To be done:
Below, find each line holding "this" and state how many there are, using the number alone.

Record set:
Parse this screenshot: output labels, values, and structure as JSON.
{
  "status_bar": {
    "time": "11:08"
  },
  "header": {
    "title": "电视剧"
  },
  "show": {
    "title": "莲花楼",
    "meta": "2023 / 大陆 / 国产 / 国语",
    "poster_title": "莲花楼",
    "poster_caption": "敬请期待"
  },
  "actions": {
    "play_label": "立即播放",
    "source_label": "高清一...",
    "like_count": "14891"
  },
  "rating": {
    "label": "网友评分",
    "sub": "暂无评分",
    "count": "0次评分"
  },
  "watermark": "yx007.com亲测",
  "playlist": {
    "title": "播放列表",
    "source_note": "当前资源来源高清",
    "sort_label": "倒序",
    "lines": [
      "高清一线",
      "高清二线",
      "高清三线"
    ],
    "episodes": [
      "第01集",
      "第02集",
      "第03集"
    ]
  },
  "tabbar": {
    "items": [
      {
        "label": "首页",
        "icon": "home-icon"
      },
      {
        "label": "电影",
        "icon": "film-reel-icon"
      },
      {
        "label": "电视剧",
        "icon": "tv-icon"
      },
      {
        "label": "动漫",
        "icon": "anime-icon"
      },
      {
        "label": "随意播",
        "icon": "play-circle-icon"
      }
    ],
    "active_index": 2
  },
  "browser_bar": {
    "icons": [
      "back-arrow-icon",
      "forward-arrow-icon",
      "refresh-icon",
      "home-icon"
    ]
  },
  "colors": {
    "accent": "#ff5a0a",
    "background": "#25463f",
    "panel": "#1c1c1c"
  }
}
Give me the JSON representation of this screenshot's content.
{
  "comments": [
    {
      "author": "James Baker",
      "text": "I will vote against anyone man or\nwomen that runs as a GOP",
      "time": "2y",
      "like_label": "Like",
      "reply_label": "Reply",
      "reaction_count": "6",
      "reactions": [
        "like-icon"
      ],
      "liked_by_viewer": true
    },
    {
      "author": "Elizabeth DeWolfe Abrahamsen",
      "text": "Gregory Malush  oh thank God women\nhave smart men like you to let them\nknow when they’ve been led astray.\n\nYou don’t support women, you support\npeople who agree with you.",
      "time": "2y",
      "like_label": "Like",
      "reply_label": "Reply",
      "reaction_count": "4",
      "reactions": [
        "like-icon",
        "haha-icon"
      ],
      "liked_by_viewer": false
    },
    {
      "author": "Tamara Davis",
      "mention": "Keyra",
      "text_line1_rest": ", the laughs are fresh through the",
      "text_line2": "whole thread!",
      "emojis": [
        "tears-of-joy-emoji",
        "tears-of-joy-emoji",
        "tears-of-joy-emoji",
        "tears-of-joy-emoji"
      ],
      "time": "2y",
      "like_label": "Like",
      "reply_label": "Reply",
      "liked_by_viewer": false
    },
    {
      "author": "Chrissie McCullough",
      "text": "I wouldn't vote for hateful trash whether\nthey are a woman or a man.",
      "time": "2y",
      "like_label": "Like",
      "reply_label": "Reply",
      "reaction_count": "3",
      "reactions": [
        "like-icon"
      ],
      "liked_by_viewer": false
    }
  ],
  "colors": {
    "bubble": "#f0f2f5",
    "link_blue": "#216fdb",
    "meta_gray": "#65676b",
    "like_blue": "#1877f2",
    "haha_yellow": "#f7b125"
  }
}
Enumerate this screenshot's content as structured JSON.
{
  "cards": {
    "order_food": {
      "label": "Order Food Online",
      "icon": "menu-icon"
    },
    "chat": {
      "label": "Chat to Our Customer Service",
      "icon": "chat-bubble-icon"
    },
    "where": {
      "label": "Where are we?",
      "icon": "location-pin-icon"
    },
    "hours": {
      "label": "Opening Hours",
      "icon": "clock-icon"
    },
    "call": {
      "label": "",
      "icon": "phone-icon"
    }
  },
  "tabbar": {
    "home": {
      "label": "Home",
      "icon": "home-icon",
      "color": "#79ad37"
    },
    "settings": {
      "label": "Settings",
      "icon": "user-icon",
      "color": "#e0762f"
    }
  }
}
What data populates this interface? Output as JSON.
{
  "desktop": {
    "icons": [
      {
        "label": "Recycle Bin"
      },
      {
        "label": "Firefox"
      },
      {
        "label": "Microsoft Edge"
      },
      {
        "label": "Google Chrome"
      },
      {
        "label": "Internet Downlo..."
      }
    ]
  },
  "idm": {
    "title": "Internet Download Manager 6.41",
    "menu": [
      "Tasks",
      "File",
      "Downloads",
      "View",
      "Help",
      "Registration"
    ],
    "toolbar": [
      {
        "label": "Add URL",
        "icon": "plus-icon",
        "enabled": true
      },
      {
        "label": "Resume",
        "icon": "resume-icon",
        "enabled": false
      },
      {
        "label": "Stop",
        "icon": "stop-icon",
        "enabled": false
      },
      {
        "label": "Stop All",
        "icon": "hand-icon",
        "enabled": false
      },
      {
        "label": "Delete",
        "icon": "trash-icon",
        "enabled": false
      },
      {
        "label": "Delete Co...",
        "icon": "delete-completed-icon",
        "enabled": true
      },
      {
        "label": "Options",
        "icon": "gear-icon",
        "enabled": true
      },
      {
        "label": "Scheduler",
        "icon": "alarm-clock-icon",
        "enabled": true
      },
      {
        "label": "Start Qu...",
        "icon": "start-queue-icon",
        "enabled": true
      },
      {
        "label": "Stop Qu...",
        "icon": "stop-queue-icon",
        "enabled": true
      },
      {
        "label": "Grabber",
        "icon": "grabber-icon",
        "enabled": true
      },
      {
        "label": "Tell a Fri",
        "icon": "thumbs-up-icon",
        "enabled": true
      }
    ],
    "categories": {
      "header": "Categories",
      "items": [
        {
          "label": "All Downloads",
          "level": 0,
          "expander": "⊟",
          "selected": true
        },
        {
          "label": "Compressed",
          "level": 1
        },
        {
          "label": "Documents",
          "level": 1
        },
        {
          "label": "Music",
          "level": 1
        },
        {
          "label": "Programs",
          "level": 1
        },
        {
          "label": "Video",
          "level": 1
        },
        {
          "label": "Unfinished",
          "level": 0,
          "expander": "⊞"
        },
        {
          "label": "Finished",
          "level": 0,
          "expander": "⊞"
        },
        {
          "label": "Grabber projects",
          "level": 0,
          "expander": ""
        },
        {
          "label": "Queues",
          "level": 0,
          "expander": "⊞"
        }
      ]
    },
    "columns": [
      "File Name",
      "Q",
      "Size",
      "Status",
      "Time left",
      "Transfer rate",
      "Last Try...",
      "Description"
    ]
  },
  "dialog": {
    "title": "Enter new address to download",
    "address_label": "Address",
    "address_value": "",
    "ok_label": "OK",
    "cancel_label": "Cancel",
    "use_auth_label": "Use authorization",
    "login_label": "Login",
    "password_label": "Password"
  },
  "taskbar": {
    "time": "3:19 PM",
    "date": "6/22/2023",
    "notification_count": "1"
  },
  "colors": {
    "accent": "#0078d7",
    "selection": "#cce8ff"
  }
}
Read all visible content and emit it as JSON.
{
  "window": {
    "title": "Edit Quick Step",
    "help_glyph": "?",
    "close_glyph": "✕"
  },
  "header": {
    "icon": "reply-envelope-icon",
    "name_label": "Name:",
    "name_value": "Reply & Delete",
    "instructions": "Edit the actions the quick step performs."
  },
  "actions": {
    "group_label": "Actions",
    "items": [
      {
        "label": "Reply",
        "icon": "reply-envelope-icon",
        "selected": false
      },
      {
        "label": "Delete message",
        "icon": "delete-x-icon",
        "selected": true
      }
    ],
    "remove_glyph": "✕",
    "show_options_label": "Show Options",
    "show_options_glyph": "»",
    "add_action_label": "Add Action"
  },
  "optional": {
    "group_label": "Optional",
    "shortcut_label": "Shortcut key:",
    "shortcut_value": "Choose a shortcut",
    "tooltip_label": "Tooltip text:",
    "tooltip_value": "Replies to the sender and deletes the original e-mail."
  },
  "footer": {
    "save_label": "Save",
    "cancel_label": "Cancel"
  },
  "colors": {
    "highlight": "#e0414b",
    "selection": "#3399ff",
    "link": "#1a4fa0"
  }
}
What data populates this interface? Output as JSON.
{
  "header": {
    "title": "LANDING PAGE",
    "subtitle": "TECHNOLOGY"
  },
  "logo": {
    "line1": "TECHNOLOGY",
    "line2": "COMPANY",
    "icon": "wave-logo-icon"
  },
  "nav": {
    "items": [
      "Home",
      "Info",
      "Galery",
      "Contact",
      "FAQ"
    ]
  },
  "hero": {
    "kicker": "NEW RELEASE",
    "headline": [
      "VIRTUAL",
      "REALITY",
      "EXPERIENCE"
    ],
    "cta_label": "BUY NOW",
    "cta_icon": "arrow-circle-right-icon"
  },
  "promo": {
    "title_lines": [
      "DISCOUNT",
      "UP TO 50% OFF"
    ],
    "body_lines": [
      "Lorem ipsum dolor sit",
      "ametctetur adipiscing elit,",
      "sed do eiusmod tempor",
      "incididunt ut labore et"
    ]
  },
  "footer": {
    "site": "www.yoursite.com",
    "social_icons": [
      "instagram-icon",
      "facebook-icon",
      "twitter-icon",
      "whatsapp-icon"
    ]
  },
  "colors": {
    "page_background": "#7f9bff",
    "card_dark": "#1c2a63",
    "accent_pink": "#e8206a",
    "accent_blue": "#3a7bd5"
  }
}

Correct output:
5